» Selected passage:
------------------------

The Modern Gloss is a project created by, written by, and edited by Cory Winslow (MEMAG), Jake Norwood (CKDF), Mike Edelson (NYHFA), and Ben Michels (BP). It is a modern take on Liechtenauer's zettel documenting our understanding of the early Kunst des Fechtens system for fighting with the longsword. This is a living project and, as such, the posts are subject to being updated or added to as we move forward. The posts themselves should not be taken in isolation, but as part of the system as a whole. All currently available posts will be catalogued on this page for easy reference.
The Zornhau and its Techniques
The Zornhau or Wrath-hew is the first of the Five Hidden Hews to be described. It is the most powerful of all hews, and it goes diagonally downwards from the shoulder along the same trajectory that an angry unskilled fencer would most likely strike at his target, hence its name. The simple yet powerful execution of the Zornhau makes it easy to employ once understood, and therefore highly useful in combat. The ingenuousness of this hew is not in how it is physically executed, but in how it is tactically implemented. Used in the correct manner, the Wrath-hew counters all hews from above, which are the most common type of attack encountered, and is particularly useful against quick attacks from the opponent.
Pedagogically, the purpose of the Zornhau section of the zettel is to teach a fencer starting out in Liechtenauer’s art how to control the fight by inviting an anticipated attack and breaking that attack with a counter, which is a technique that protects and causes harm to the opponent either in the same motion or nearly the same motion. The plays of the Zornhau are not true invitations, but they do contain elements of inviting attacks which allow the student to learn such invitations through fencing without consciously attempting to do so. For example, in the approach, lifting your sword to your shoulder invites an attack, being as how it is not a point forward defensive position.

------------------------

» Material supplied:
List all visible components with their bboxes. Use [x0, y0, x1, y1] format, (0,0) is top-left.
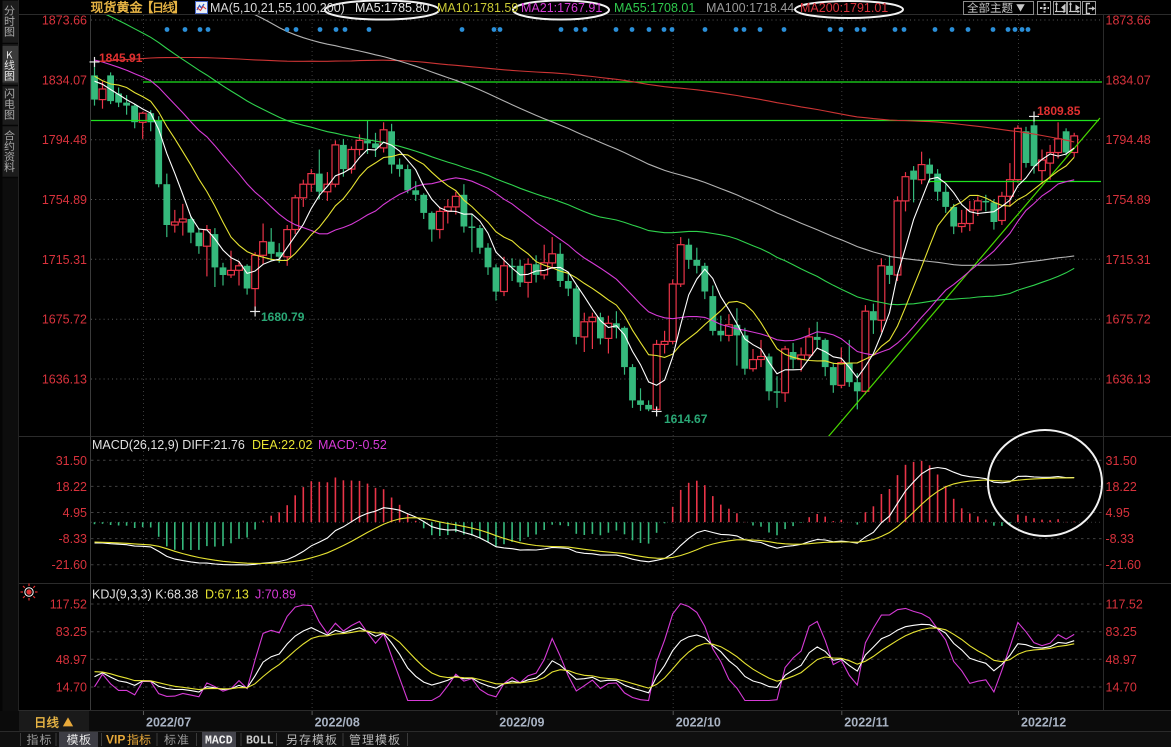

------------------------

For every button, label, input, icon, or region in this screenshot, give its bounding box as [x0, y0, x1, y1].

------------------------

» What this task involves: According to the Zornhau text, which type of attack does the Wrath-hew counter when used correctly?

» Result: It counters all hews from above, which are the most common type of attack encountered.